Tally the lines in the records underneath that contain the string "name", and state the figure by itself.

.....

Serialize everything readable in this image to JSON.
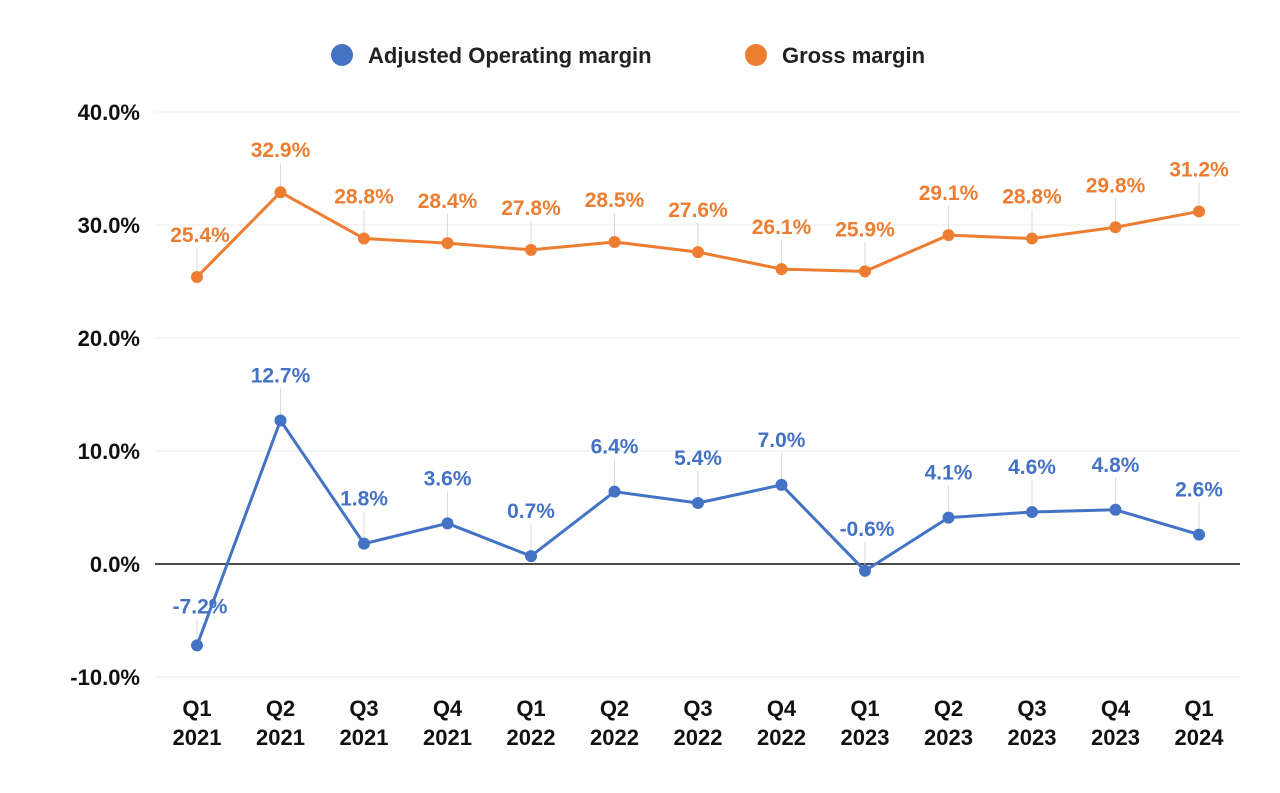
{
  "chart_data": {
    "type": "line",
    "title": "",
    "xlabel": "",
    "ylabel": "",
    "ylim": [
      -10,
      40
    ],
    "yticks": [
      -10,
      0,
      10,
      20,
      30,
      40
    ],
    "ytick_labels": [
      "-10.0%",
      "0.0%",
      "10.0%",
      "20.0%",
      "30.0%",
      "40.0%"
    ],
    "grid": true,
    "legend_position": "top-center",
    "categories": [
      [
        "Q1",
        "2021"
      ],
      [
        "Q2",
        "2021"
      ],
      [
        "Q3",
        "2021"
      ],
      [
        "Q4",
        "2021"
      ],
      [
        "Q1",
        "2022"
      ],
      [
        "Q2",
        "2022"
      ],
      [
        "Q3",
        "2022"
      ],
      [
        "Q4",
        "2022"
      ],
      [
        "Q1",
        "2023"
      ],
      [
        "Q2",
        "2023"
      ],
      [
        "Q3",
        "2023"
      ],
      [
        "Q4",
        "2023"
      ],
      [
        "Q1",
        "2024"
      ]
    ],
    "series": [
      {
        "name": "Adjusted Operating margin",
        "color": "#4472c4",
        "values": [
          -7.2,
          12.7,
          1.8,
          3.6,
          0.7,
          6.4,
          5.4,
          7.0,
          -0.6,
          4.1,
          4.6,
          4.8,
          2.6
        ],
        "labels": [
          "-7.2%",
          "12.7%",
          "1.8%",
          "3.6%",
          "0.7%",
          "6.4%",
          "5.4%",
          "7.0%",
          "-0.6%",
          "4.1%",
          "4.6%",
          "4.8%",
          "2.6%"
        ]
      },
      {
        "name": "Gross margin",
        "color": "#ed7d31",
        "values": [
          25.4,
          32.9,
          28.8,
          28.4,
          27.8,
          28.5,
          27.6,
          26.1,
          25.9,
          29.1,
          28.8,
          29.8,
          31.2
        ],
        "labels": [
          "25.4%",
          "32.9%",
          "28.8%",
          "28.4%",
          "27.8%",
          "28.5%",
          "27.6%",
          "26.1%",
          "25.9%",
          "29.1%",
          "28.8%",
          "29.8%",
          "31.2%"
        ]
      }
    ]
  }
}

.....

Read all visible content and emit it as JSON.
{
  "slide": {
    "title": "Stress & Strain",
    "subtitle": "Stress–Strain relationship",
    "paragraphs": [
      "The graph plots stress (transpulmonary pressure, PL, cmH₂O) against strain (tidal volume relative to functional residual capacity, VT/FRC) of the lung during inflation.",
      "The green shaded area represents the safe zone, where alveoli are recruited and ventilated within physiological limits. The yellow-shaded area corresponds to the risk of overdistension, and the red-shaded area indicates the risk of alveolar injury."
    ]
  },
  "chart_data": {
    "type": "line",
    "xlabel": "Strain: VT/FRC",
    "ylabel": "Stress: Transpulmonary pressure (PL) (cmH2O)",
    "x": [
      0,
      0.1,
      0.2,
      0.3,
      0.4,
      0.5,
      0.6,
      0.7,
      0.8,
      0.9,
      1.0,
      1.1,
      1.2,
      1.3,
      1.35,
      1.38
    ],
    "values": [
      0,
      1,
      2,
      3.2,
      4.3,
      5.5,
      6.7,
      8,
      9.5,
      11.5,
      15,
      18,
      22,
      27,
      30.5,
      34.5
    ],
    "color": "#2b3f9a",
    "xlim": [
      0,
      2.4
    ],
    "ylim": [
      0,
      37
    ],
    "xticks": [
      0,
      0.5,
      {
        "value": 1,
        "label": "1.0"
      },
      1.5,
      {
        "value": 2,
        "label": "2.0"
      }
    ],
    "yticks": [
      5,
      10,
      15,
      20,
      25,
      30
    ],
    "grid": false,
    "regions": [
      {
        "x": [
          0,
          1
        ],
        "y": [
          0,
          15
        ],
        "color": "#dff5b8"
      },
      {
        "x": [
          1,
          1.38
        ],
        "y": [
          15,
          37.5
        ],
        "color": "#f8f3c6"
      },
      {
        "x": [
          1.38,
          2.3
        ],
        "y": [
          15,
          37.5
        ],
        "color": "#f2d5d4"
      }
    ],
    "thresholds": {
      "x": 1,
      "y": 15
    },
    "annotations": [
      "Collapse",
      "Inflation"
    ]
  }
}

.....

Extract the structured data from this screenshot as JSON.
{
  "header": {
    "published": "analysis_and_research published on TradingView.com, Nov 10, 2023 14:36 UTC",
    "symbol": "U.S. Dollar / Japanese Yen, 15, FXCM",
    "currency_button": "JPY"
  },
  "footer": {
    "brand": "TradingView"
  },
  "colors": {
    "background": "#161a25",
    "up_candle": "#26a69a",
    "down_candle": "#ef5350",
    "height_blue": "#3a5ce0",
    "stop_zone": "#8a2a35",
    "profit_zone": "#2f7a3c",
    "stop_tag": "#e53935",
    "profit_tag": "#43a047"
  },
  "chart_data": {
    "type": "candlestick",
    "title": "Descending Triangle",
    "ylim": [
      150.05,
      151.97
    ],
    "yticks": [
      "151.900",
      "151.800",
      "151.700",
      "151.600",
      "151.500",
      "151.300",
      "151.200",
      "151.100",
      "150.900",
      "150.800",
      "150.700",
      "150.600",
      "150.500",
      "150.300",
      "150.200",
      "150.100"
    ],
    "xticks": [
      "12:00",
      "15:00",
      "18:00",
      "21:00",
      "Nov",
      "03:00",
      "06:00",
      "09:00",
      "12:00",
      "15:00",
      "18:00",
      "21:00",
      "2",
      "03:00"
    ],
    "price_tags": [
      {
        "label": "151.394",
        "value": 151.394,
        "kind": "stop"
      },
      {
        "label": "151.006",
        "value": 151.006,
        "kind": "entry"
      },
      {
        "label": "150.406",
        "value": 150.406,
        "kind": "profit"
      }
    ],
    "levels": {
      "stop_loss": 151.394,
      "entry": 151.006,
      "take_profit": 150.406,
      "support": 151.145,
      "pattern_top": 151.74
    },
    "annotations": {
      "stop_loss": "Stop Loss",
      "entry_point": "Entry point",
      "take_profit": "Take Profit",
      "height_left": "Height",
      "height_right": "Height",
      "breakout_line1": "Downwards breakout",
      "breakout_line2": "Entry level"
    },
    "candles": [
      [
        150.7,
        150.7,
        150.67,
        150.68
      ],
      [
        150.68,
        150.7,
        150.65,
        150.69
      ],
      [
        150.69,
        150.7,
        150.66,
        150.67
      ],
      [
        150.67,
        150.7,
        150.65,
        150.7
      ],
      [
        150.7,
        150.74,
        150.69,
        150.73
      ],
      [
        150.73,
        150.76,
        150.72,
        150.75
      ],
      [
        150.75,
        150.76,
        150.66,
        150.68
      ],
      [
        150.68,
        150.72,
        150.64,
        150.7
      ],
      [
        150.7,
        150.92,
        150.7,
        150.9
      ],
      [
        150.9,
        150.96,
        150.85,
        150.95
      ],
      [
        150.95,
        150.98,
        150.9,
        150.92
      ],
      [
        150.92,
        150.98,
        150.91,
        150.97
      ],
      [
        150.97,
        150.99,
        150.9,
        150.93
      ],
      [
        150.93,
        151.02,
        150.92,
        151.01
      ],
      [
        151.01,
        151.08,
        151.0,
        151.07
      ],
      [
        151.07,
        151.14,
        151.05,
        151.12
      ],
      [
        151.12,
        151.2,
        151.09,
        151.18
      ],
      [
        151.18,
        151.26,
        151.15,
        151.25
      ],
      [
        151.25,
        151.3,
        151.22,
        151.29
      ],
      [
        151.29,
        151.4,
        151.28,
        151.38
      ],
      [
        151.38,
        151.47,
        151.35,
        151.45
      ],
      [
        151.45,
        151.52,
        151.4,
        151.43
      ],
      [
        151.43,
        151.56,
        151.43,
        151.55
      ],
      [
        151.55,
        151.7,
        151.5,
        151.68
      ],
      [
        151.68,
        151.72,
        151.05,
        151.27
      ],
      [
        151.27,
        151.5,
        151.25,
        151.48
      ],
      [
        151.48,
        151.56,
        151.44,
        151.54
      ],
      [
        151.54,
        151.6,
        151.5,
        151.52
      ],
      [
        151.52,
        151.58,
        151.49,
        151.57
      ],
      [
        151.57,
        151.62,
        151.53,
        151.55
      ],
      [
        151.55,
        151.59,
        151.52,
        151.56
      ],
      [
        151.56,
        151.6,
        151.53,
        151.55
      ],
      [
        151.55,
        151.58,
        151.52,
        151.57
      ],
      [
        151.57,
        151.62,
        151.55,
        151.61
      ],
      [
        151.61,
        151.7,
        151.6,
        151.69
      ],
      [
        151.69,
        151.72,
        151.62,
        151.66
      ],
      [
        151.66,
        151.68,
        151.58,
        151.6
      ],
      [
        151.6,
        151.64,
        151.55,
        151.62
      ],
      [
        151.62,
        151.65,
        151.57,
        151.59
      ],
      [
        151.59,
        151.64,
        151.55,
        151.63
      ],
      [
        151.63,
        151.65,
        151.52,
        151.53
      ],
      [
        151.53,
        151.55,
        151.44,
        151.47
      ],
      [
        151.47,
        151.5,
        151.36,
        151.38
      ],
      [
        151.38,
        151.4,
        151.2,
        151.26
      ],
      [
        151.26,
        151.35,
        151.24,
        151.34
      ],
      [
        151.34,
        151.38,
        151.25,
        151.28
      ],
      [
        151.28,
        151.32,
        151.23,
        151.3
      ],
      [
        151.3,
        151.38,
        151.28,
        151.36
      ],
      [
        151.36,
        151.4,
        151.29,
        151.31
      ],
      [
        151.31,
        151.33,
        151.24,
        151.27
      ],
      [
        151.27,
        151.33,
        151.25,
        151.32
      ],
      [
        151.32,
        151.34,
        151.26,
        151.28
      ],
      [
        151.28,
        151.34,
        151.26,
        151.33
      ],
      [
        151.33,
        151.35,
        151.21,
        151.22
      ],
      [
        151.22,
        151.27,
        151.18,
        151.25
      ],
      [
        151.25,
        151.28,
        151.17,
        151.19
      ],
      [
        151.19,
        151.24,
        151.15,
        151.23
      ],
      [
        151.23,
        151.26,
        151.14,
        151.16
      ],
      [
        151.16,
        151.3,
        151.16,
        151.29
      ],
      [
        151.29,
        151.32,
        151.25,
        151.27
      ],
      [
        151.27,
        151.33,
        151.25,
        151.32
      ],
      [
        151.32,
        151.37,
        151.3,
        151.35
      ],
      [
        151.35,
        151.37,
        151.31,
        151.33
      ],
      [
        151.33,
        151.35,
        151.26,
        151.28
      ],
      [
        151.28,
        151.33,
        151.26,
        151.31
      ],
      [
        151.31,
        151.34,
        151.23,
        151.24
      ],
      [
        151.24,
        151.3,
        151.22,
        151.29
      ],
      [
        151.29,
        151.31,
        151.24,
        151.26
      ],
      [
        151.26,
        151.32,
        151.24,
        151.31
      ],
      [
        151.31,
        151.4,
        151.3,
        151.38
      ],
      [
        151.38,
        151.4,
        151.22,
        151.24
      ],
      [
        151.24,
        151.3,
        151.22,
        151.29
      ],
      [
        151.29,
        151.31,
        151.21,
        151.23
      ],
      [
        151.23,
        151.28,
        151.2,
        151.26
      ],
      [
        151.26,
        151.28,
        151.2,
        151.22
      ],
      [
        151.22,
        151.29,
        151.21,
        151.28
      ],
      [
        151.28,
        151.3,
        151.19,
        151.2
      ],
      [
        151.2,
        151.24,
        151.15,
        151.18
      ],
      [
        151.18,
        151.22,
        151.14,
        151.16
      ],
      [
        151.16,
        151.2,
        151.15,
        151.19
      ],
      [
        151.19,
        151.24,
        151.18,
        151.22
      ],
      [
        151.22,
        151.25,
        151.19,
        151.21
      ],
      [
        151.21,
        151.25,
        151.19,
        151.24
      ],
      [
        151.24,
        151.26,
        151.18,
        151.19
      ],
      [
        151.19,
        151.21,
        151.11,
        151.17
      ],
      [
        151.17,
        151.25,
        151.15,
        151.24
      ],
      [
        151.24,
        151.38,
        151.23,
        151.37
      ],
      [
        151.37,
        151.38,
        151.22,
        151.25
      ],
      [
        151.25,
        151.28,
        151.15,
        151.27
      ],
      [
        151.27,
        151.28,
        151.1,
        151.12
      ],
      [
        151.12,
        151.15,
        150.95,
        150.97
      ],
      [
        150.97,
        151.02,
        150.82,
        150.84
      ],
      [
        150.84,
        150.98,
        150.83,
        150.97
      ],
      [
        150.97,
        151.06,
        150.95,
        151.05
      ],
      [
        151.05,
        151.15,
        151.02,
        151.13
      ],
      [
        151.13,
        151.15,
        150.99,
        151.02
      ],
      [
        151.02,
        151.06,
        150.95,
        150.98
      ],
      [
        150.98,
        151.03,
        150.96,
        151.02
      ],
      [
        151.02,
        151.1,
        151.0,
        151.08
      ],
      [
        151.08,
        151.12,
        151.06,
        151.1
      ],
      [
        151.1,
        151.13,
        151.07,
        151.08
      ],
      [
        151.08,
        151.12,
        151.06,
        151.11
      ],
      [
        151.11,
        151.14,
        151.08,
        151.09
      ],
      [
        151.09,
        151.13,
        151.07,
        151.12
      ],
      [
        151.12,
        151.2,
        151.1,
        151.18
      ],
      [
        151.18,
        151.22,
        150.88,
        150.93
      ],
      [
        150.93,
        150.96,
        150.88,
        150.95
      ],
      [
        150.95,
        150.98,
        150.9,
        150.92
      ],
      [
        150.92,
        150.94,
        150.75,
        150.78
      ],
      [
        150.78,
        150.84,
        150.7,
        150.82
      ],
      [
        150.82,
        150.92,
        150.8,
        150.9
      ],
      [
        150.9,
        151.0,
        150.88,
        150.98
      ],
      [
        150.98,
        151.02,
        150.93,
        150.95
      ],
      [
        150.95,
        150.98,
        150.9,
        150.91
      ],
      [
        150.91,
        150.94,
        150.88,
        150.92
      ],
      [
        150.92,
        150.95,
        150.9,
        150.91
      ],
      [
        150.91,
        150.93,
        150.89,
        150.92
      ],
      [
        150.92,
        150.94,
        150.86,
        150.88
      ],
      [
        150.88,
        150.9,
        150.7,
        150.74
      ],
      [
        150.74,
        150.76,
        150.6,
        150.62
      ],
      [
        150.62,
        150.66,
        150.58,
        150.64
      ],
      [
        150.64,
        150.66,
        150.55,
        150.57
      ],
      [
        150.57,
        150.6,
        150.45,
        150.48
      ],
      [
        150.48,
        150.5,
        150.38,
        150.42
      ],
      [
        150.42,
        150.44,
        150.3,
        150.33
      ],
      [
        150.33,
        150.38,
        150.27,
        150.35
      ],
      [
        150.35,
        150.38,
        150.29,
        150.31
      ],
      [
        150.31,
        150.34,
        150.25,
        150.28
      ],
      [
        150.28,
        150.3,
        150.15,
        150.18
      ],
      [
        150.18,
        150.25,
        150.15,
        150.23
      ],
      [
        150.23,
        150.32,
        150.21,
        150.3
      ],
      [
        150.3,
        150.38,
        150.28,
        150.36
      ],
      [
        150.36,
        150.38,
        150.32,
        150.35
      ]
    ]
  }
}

.....

▶ _Written response_:
2